#### [Given task]
Can you arrange the lines of the records below as a Markdown table with columns "No." and "Text", counting rows from 1 and omitting blank lines? Cover only the span from the first line of the records through the line holding "table-cell: 0 [568, 624, 649, 639]", inclusive.

#### [Data shown]
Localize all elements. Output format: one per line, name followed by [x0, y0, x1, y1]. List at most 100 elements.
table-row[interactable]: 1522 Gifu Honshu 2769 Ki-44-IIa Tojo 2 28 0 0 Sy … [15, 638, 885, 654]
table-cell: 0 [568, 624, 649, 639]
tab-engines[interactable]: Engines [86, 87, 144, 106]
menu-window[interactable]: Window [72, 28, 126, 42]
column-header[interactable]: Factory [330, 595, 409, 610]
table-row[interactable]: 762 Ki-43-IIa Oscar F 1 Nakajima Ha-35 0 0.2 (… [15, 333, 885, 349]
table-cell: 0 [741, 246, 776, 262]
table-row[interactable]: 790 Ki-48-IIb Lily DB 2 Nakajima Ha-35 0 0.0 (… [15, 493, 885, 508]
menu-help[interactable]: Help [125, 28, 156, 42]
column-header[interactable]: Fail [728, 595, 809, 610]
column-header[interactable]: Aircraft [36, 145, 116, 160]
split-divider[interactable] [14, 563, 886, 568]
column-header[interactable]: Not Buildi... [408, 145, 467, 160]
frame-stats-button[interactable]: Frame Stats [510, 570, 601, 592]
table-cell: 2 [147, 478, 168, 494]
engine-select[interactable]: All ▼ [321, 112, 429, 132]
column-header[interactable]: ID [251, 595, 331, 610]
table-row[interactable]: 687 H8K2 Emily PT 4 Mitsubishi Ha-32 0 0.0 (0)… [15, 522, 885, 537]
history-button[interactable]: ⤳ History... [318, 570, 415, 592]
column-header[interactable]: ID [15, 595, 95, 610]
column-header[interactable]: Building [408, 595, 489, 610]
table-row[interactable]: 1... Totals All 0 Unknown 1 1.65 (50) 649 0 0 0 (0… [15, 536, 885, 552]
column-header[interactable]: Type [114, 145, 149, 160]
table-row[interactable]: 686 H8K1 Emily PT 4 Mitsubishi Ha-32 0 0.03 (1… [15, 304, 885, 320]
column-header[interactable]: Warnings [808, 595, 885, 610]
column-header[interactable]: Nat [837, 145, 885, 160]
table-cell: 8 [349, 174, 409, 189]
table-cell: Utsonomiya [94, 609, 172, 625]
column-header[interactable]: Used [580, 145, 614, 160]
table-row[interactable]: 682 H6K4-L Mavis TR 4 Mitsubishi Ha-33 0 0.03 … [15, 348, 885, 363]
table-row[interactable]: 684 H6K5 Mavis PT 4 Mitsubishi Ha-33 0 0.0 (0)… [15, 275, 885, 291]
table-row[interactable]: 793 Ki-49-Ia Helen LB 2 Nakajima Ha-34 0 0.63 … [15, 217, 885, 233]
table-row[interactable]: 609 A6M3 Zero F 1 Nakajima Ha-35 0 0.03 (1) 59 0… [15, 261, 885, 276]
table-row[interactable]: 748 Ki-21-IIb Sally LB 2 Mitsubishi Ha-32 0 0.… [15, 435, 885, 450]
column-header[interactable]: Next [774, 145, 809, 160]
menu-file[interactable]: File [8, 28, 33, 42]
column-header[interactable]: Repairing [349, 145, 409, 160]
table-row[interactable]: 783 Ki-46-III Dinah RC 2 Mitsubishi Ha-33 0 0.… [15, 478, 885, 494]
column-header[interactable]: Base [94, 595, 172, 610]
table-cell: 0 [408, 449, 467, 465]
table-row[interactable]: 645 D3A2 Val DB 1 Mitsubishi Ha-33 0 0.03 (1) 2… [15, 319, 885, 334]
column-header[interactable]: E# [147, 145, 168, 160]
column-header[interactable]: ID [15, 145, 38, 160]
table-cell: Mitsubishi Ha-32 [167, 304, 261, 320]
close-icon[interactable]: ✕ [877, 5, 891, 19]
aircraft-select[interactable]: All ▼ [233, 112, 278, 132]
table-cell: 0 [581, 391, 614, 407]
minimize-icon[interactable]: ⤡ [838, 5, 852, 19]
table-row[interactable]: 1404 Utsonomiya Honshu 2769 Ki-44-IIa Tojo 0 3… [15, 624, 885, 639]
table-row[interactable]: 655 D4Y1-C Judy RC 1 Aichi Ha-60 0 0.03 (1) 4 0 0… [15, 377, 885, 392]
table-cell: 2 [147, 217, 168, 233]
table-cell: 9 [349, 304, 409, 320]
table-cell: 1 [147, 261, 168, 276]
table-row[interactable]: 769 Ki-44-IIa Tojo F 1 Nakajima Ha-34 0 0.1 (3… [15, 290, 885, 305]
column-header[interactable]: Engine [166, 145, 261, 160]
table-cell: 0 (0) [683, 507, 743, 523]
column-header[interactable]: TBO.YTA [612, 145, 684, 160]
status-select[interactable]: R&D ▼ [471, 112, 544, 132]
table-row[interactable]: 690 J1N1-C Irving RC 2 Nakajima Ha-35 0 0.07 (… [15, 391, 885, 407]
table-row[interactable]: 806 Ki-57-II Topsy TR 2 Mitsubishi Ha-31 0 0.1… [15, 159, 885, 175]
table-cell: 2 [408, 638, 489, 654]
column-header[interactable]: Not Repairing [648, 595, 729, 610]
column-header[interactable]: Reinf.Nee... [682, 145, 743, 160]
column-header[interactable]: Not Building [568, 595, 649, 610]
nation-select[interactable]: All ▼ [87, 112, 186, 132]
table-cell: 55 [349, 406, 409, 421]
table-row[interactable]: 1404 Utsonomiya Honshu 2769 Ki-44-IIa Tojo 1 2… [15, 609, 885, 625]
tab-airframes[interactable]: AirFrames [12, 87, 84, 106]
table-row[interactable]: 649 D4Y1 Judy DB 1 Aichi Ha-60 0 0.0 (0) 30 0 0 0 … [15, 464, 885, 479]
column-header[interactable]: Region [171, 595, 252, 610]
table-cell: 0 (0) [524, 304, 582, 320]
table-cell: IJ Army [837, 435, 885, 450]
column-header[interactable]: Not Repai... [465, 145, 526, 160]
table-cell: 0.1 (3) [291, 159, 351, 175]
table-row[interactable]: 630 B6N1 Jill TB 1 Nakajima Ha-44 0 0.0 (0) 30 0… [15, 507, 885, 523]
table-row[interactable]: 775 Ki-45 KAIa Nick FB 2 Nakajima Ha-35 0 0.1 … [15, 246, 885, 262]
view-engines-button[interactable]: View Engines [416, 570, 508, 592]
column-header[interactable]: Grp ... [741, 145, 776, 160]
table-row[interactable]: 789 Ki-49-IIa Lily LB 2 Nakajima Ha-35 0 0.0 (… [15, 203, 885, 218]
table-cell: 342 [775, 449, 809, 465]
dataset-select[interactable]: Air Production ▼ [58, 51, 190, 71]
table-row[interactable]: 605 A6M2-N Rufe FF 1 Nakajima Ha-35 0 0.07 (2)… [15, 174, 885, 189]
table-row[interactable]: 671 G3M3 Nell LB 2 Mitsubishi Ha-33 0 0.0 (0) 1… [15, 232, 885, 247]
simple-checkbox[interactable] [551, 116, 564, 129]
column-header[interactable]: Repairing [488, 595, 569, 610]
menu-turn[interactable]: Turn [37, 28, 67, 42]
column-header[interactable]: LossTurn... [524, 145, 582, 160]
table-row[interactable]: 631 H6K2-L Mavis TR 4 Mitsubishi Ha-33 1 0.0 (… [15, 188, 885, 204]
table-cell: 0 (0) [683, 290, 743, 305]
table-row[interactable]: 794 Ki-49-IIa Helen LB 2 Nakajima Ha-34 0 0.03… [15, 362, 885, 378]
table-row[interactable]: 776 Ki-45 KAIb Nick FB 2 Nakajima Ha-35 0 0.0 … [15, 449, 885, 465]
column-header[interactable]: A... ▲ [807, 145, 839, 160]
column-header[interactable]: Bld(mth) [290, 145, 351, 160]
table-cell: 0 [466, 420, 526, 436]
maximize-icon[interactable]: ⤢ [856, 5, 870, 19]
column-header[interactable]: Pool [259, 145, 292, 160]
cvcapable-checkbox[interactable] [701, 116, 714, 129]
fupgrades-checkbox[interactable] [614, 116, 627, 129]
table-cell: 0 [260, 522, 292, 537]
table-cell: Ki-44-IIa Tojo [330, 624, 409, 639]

#### [Completed exercise]
| No. | Text |
|---|---|
| 1 | Localize all elements. Output format: one per line, name followed by [x0, y0, x1, y1]. List at most 100 elements. |
| 2 | table-row[interactable]: 1522 Gifu Honshu 2769 Ki-44-IIa Tojo 2 28 0 0 Sy … [15, 638, 885, 654] |
| 3 | table-cell: 0 [568, 624, 649, 639] |